━━ SUPPLIED DATA

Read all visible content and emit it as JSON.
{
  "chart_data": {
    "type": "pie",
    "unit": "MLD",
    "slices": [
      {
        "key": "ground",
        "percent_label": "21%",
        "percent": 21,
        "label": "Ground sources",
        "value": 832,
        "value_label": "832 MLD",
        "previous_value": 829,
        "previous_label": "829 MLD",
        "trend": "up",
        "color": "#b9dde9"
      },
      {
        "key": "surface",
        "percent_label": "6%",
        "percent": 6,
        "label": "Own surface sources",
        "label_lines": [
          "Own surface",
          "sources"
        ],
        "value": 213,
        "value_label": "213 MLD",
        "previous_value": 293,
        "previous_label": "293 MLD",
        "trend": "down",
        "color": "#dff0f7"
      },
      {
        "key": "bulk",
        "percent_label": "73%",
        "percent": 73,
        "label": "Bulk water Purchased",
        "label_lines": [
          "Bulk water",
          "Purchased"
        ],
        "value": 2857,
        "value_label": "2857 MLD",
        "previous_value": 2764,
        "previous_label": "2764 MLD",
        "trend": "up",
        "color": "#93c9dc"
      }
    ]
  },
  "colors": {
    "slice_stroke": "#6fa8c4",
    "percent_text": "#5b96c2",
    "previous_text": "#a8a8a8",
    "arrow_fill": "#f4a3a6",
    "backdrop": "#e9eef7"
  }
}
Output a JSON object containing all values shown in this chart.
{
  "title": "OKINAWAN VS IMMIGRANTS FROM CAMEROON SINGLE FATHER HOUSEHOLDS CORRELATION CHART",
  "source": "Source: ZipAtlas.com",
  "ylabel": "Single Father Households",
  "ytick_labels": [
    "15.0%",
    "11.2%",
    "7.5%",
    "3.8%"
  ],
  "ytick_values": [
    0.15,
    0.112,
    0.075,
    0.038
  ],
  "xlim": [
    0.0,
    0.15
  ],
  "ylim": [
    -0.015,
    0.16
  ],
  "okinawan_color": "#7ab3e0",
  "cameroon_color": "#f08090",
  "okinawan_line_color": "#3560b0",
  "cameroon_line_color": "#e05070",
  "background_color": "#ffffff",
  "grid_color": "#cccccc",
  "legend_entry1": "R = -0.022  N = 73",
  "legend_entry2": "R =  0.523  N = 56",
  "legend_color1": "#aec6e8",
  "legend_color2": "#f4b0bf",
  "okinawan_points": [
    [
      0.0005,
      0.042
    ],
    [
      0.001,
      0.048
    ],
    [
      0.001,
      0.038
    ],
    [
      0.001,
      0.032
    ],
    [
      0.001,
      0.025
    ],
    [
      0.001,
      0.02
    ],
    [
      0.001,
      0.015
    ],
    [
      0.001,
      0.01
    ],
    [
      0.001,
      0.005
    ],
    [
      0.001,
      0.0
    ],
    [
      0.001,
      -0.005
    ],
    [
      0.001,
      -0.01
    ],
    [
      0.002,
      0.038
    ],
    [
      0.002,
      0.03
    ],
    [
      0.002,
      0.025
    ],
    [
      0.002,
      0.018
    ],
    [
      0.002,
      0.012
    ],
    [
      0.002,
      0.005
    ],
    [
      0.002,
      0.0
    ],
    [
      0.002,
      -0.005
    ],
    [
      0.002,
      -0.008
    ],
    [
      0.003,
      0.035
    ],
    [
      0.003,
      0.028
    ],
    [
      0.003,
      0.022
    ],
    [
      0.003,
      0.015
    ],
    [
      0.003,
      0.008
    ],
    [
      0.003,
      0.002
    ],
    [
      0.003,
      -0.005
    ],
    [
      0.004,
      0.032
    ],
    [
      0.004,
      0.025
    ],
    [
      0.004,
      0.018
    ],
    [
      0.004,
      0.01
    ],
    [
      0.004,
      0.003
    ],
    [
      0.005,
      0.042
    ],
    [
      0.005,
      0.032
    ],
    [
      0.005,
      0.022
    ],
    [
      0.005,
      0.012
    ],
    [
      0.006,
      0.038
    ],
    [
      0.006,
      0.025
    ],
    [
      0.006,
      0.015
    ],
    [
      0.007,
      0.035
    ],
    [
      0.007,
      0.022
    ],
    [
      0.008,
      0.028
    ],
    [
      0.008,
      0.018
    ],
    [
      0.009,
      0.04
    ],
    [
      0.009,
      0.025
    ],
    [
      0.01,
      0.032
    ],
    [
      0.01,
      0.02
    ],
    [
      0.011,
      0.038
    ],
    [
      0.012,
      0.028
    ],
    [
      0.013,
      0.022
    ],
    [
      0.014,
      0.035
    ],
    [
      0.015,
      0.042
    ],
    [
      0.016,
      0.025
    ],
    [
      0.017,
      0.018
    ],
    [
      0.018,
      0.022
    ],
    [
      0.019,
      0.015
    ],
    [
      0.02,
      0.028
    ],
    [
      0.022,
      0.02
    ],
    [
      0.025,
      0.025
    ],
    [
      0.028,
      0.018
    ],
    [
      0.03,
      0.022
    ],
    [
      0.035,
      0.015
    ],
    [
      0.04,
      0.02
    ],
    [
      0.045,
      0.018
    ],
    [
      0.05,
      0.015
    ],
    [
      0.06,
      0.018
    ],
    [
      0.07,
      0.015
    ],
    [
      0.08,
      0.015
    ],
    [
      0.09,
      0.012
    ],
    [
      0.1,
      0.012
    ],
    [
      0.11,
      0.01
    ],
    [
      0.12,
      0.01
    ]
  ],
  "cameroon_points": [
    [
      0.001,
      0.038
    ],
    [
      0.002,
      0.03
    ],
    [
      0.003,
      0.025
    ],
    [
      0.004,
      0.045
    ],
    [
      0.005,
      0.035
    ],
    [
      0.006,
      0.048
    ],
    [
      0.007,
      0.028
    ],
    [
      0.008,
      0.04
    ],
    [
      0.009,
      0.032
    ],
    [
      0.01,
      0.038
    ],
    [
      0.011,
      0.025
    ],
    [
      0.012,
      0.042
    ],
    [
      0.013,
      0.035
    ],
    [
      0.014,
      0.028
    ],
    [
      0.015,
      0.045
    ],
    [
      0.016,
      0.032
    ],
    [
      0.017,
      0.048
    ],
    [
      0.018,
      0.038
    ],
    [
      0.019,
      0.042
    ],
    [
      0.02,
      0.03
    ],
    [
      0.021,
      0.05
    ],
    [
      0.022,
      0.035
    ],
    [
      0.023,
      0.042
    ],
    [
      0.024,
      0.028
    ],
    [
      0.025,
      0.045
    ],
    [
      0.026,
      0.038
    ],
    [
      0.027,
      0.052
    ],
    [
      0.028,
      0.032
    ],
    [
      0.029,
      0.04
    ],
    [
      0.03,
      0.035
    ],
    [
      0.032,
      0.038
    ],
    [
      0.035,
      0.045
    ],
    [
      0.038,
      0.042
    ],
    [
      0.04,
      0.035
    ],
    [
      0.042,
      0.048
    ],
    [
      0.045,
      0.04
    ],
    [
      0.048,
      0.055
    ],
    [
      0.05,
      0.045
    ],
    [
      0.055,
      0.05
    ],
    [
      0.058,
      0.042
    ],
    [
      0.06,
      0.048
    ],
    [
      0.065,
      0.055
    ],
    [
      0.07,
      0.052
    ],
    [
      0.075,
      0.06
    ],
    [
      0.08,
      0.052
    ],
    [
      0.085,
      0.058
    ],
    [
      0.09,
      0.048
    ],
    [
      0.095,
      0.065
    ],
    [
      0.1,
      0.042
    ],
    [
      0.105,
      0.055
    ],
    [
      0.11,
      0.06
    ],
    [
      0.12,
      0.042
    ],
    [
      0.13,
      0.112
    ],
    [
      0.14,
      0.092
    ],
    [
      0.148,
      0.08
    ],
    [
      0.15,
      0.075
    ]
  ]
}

━━━━

» **WHAT TO PRODUCE**: Give the entries once more, exactly as they appear.

» **CORRECT ANSWER**:
Read all visible content and emit it as JSON.
{
  "chart_data": {
    "type": "pie",
    "unit": "MLD",
    "slices": [
      {
        "key": "ground",
        "percent_label": "21%",
        "percent": 21,
        "label": "Ground sources",
        "value": 832,
        "value_label": "832 MLD",
        "previous_value": 829,
        "previous_label": "829 MLD",
        "trend": "up",
        "color": "#b9dde9"
      },
      {
        "key": "surface",
        "percent_label": "6%",
        "percent": 6,
        "label": "Own surface sources",
        "label_lines": [
          "Own surface",
          "sources"
        ],
        "value": 213,
        "value_label": "213 MLD",
        "previous_value": 293,
        "previous_label": "293 MLD",
        "trend": "down",
        "color": "#dff0f7"
      },
      {
        "key": "bulk",
        "percent_label": "73%",
        "percent": 73,
        "label": "Bulk water Purchased",
        "label_lines": [
          "Bulk water",
          "Purchased"
        ],
        "value": 2857,
        "value_label": "2857 MLD",
        "previous_value": 2764,
        "previous_label": "2764 MLD",
        "trend": "up",
        "color": "#93c9dc"
      }
    ]
  },
  "colors": {
    "slice_stroke": "#6fa8c4",
    "percent_text": "#5b96c2",
    "previous_text": "#a8a8a8",
    "arrow_fill": "#f4a3a6",
    "backdrop": "#e9eef7"
  }
}
Output a JSON object containing all values shown in this chart.
{
  "title": "OKINAWAN VS IMMIGRANTS FROM CAMEROON SINGLE FATHER HOUSEHOLDS CORRELATION CHART",
  "source": "Source: ZipAtlas.com",
  "ylabel": "Single Father Households",
  "ytick_labels": [
    "15.0%",
    "11.2%",
    "7.5%",
    "3.8%"
  ],
  "ytick_values": [
    0.15,
    0.112,
    0.075,
    0.038
  ],
  "xlim": [
    0.0,
    0.15
  ],
  "ylim": [
    -0.015,
    0.16
  ],
  "okinawan_color": "#7ab3e0",
  "cameroon_color": "#f08090",
  "okinawan_line_color": "#3560b0",
  "cameroon_line_color": "#e05070",
  "background_color": "#ffffff",
  "grid_color": "#cccccc",
  "legend_entry1": "R = -0.022  N = 73",
  "legend_entry2": "R =  0.523  N = 56",
  "legend_color1": "#aec6e8",
  "legend_color2": "#f4b0bf",
  "okinawan_points": [
    [
      0.0005,
      0.042
    ],
    [
      0.001,
      0.048
    ],
    [
      0.001,
      0.038
    ],
    [
      0.001,
      0.032
    ],
    [
      0.001,
      0.025
    ],
    [
      0.001,
      0.02
    ],
    [
      0.001,
      0.015
    ],
    [
      0.001,
      0.01
    ],
    [
      0.001,
      0.005
    ],
    [
      0.001,
      0.0
    ],
    [
      0.001,
      -0.005
    ],
    [
      0.001,
      -0.01
    ],
    [
      0.002,
      0.038
    ],
    [
      0.002,
      0.03
    ],
    [
      0.002,
      0.025
    ],
    [
      0.002,
      0.018
    ],
    [
      0.002,
      0.012
    ],
    [
      0.002,
      0.005
    ],
    [
      0.002,
      0.0
    ],
    [
      0.002,
      -0.005
    ],
    [
      0.002,
      -0.008
    ],
    [
      0.003,
      0.035
    ],
    [
      0.003,
      0.028
    ],
    [
      0.003,
      0.022
    ],
    [
      0.003,
      0.015
    ],
    [
      0.003,
      0.008
    ],
    [
      0.003,
      0.002
    ],
    [
      0.003,
      -0.005
    ],
    [
      0.004,
      0.032
    ],
    [
      0.004,
      0.025
    ],
    [
      0.004,
      0.018
    ],
    [
      0.004,
      0.01
    ],
    [
      0.004,
      0.003
    ],
    [
      0.005,
      0.042
    ],
    [
      0.005,
      0.032
    ],
    [
      0.005,
      0.022
    ],
    [
      0.005,
      0.012
    ],
    [
      0.006,
      0.038
    ],
    [
      0.006,
      0.025
    ],
    [
      0.006,
      0.015
    ],
    [
      0.007,
      0.035
    ],
    [
      0.007,
      0.022
    ],
    [
      0.008,
      0.028
    ],
    [
      0.008,
      0.018
    ],
    [
      0.009,
      0.04
    ],
    [
      0.009,
      0.025
    ],
    [
      0.01,
      0.032
    ],
    [
      0.01,
      0.02
    ],
    [
      0.011,
      0.038
    ],
    [
      0.012,
      0.028
    ],
    [
      0.013,
      0.022
    ],
    [
      0.014,
      0.035
    ],
    [
      0.015,
      0.042
    ],
    [
      0.016,
      0.025
    ],
    [
      0.017,
      0.018
    ],
    [
      0.018,
      0.022
    ],
    [
      0.019,
      0.015
    ],
    [
      0.02,
      0.028
    ],
    [
      0.022,
      0.02
    ],
    [
      0.025,
      0.025
    ],
    [
      0.028,
      0.018
    ],
    [
      0.03,
      0.022
    ],
    [
      0.035,
      0.015
    ],
    [
      0.04,
      0.02
    ],
    [
      0.045,
      0.018
    ],
    [
      0.05,
      0.015
    ],
    [
      0.06,
      0.018
    ],
    [
      0.07,
      0.015
    ],
    [
      0.08,
      0.015
    ],
    [
      0.09,
      0.012
    ],
    [
      0.1,
      0.012
    ],
    [
      0.11,
      0.01
    ],
    [
      0.12,
      0.01
    ]
  ],
  "cameroon_points": [
    [
      0.001,
      0.038
    ],
    [
      0.002,
      0.03
    ],
    [
      0.003,
      0.025
    ],
    [
      0.004,
      0.045
    ],
    [
      0.005,
      0.035
    ],
    [
      0.006,
      0.048
    ],
    [
      0.007,
      0.028
    ],
    [
      0.008,
      0.04
    ],
    [
      0.009,
      0.032
    ],
    [
      0.01,
      0.038
    ],
    [
      0.011,
      0.025
    ],
    [
      0.012,
      0.042
    ],
    [
      0.013,
      0.035
    ],
    [
      0.014,
      0.028
    ],
    [
      0.015,
      0.045
    ],
    [
      0.016,
      0.032
    ],
    [
      0.017,
      0.048
    ],
    [
      0.018,
      0.038
    ],
    [
      0.019,
      0.042
    ],
    [
      0.02,
      0.03
    ],
    [
      0.021,
      0.05
    ],
    [
      0.022,
      0.035
    ],
    [
      0.023,
      0.042
    ],
    [
      0.024,
      0.028
    ],
    [
      0.025,
      0.045
    ],
    [
      0.026,
      0.038
    ],
    [
      0.027,
      0.052
    ],
    [
      0.028,
      0.032
    ],
    [
      0.029,
      0.04
    ],
    [
      0.03,
      0.035
    ],
    [
      0.032,
      0.038
    ],
    [
      0.035,
      0.045
    ],
    [
      0.038,
      0.042
    ],
    [
      0.04,
      0.035
    ],
    [
      0.042,
      0.048
    ],
    [
      0.045,
      0.04
    ],
    [
      0.048,
      0.055
    ],
    [
      0.05,
      0.045
    ],
    [
      0.055,
      0.05
    ],
    [
      0.058,
      0.042
    ],
    [
      0.06,
      0.048
    ],
    [
      0.065,
      0.055
    ],
    [
      0.07,
      0.052
    ],
    [
      0.075,
      0.06
    ],
    [
      0.08,
      0.052
    ],
    [
      0.085,
      0.058
    ],
    [
      0.09,
      0.048
    ],
    [
      0.095,
      0.065
    ],
    [
      0.1,
      0.042
    ],
    [
      0.105,
      0.055
    ],
    [
      0.11,
      0.06
    ],
    [
      0.12,
      0.042
    ],
    [
      0.13,
      0.112
    ],
    [
      0.14,
      0.092
    ],
    [
      0.148,
      0.08
    ],
    [
      0.15,
      0.075
    ]
  ]
}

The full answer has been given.